* [Written request]: Pictures appear in the records below; write out everything else exactly.
_ _ _ _ _
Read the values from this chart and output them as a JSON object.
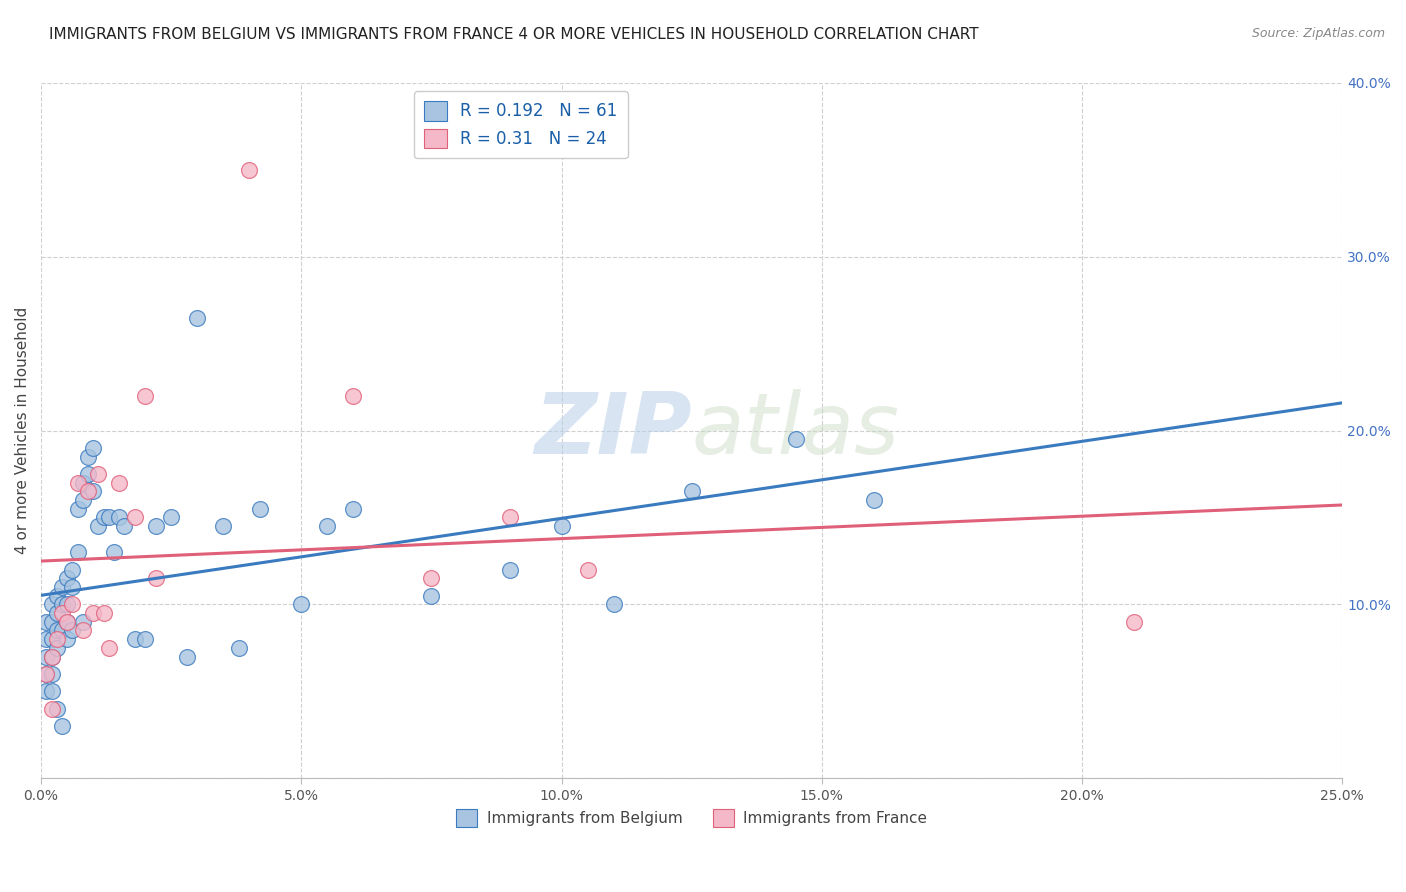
{
  "title": "IMMIGRANTS FROM BELGIUM VS IMMIGRANTS FROM FRANCE 4 OR MORE VEHICLES IN HOUSEHOLD CORRELATION CHART",
  "source": "Source: ZipAtlas.com",
  "ylabel": "4 or more Vehicles in Household",
  "legend_label1": "Immigrants from Belgium",
  "legend_label2": "Immigrants from France",
  "R1": 0.192,
  "N1": 61,
  "R2": 0.31,
  "N2": 24,
  "color_belgium": "#a8c4e0",
  "color_france": "#f4b8c8",
  "line_color_belgium": "#3a7abf",
  "line_color_france": "#e0607a",
  "xlim": [
    0.0,
    0.25
  ],
  "ylim": [
    0.0,
    0.4
  ],
  "xticks": [
    0.0,
    0.05,
    0.1,
    0.15,
    0.2,
    0.25
  ],
  "yticks": [
    0.0,
    0.1,
    0.2,
    0.3,
    0.4
  ],
  "xtick_labels": [
    "0.0%",
    "5.0%",
    "10.0%",
    "15.0%",
    "20.0%",
    "25.0%"
  ],
  "ytick_labels_right": [
    "",
    "10.0%",
    "20.0%",
    "30.0%",
    "40.0%"
  ],
  "belgium_x": [
    0.001,
    0.001,
    0.001,
    0.001,
    0.001,
    0.002,
    0.002,
    0.002,
    0.002,
    0.002,
    0.002,
    0.003,
    0.003,
    0.003,
    0.003,
    0.003,
    0.004,
    0.004,
    0.004,
    0.004,
    0.005,
    0.005,
    0.005,
    0.005,
    0.006,
    0.006,
    0.006,
    0.007,
    0.007,
    0.008,
    0.008,
    0.008,
    0.009,
    0.009,
    0.01,
    0.01,
    0.011,
    0.012,
    0.013,
    0.014,
    0.015,
    0.016,
    0.018,
    0.02,
    0.022,
    0.025,
    0.028,
    0.03,
    0.035,
    0.038,
    0.042,
    0.05,
    0.055,
    0.06,
    0.075,
    0.09,
    0.1,
    0.11,
    0.125,
    0.145,
    0.16
  ],
  "belgium_y": [
    0.09,
    0.08,
    0.07,
    0.06,
    0.05,
    0.1,
    0.09,
    0.08,
    0.07,
    0.06,
    0.05,
    0.105,
    0.095,
    0.085,
    0.075,
    0.04,
    0.11,
    0.1,
    0.085,
    0.03,
    0.115,
    0.1,
    0.09,
    0.08,
    0.12,
    0.11,
    0.085,
    0.155,
    0.13,
    0.17,
    0.16,
    0.09,
    0.185,
    0.175,
    0.19,
    0.165,
    0.145,
    0.15,
    0.15,
    0.13,
    0.15,
    0.145,
    0.08,
    0.08,
    0.145,
    0.15,
    0.07,
    0.265,
    0.145,
    0.075,
    0.155,
    0.1,
    0.145,
    0.155,
    0.105,
    0.12,
    0.145,
    0.1,
    0.165,
    0.195,
    0.16
  ],
  "france_x": [
    0.001,
    0.002,
    0.002,
    0.003,
    0.004,
    0.005,
    0.006,
    0.007,
    0.008,
    0.009,
    0.01,
    0.011,
    0.012,
    0.013,
    0.015,
    0.018,
    0.02,
    0.022,
    0.04,
    0.06,
    0.075,
    0.09,
    0.105,
    0.21
  ],
  "france_y": [
    0.06,
    0.07,
    0.04,
    0.08,
    0.095,
    0.09,
    0.1,
    0.17,
    0.085,
    0.165,
    0.095,
    0.175,
    0.095,
    0.075,
    0.17,
    0.15,
    0.22,
    0.115,
    0.35,
    0.22,
    0.115,
    0.15,
    0.12,
    0.09
  ],
  "watermark_zip": "ZIP",
  "watermark_atlas": "atlas",
  "background_color": "#ffffff",
  "grid_color": "#d0d0d0",
  "title_fontsize": 11,
  "axis_label_fontsize": 11,
  "tick_label_fontsize": 10,
  "tick_color_right": "#4472c4"
}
_ _ _ _ _
* [Solution to this task]:
Read the values from this chart and output them as a JSON object.
{
  "title": "IMMIGRANTS FROM BELGIUM VS IMMIGRANTS FROM FRANCE 4 OR MORE VEHICLES IN HOUSEHOLD CORRELATION CHART",
  "source": "Source: ZipAtlas.com",
  "ylabel": "4 or more Vehicles in Household",
  "legend_label1": "Immigrants from Belgium",
  "legend_label2": "Immigrants from France",
  "R1": 0.192,
  "N1": 61,
  "R2": 0.31,
  "N2": 24,
  "color_belgium": "#a8c4e0",
  "color_france": "#f4b8c8",
  "line_color_belgium": "#3a7abf",
  "line_color_france": "#e0607a",
  "xlim": [
    0.0,
    0.25
  ],
  "ylim": [
    0.0,
    0.4
  ],
  "xticks": [
    0.0,
    0.05,
    0.1,
    0.15,
    0.2,
    0.25
  ],
  "yticks": [
    0.0,
    0.1,
    0.2,
    0.3,
    0.4
  ],
  "xtick_labels": [
    "0.0%",
    "5.0%",
    "10.0%",
    "15.0%",
    "20.0%",
    "25.0%"
  ],
  "ytick_labels_right": [
    "",
    "10.0%",
    "20.0%",
    "30.0%",
    "40.0%"
  ],
  "belgium_x": [
    0.001,
    0.001,
    0.001,
    0.001,
    0.001,
    0.002,
    0.002,
    0.002,
    0.002,
    0.002,
    0.002,
    0.003,
    0.003,
    0.003,
    0.003,
    0.003,
    0.004,
    0.004,
    0.004,
    0.004,
    0.005,
    0.005,
    0.005,
    0.005,
    0.006,
    0.006,
    0.006,
    0.007,
    0.007,
    0.008,
    0.008,
    0.008,
    0.009,
    0.009,
    0.01,
    0.01,
    0.011,
    0.012,
    0.013,
    0.014,
    0.015,
    0.016,
    0.018,
    0.02,
    0.022,
    0.025,
    0.028,
    0.03,
    0.035,
    0.038,
    0.042,
    0.05,
    0.055,
    0.06,
    0.075,
    0.09,
    0.1,
    0.11,
    0.125,
    0.145,
    0.16
  ],
  "belgium_y": [
    0.09,
    0.08,
    0.07,
    0.06,
    0.05,
    0.1,
    0.09,
    0.08,
    0.07,
    0.06,
    0.05,
    0.105,
    0.095,
    0.085,
    0.075,
    0.04,
    0.11,
    0.1,
    0.085,
    0.03,
    0.115,
    0.1,
    0.09,
    0.08,
    0.12,
    0.11,
    0.085,
    0.155,
    0.13,
    0.17,
    0.16,
    0.09,
    0.185,
    0.175,
    0.19,
    0.165,
    0.145,
    0.15,
    0.15,
    0.13,
    0.15,
    0.145,
    0.08,
    0.08,
    0.145,
    0.15,
    0.07,
    0.265,
    0.145,
    0.075,
    0.155,
    0.1,
    0.145,
    0.155,
    0.105,
    0.12,
    0.145,
    0.1,
    0.165,
    0.195,
    0.16
  ],
  "france_x": [
    0.001,
    0.002,
    0.002,
    0.003,
    0.004,
    0.005,
    0.006,
    0.007,
    0.008,
    0.009,
    0.01,
    0.011,
    0.012,
    0.013,
    0.015,
    0.018,
    0.02,
    0.022,
    0.04,
    0.06,
    0.075,
    0.09,
    0.105,
    0.21
  ],
  "france_y": [
    0.06,
    0.07,
    0.04,
    0.08,
    0.095,
    0.09,
    0.1,
    0.17,
    0.085,
    0.165,
    0.095,
    0.175,
    0.095,
    0.075,
    0.17,
    0.15,
    0.22,
    0.115,
    0.35,
    0.22,
    0.115,
    0.15,
    0.12,
    0.09
  ],
  "watermark_zip": "ZIP",
  "watermark_atlas": "atlas",
  "background_color": "#ffffff",
  "grid_color": "#d0d0d0",
  "title_fontsize": 11,
  "axis_label_fontsize": 11,
  "tick_label_fontsize": 10,
  "tick_color_right": "#4472c4"
}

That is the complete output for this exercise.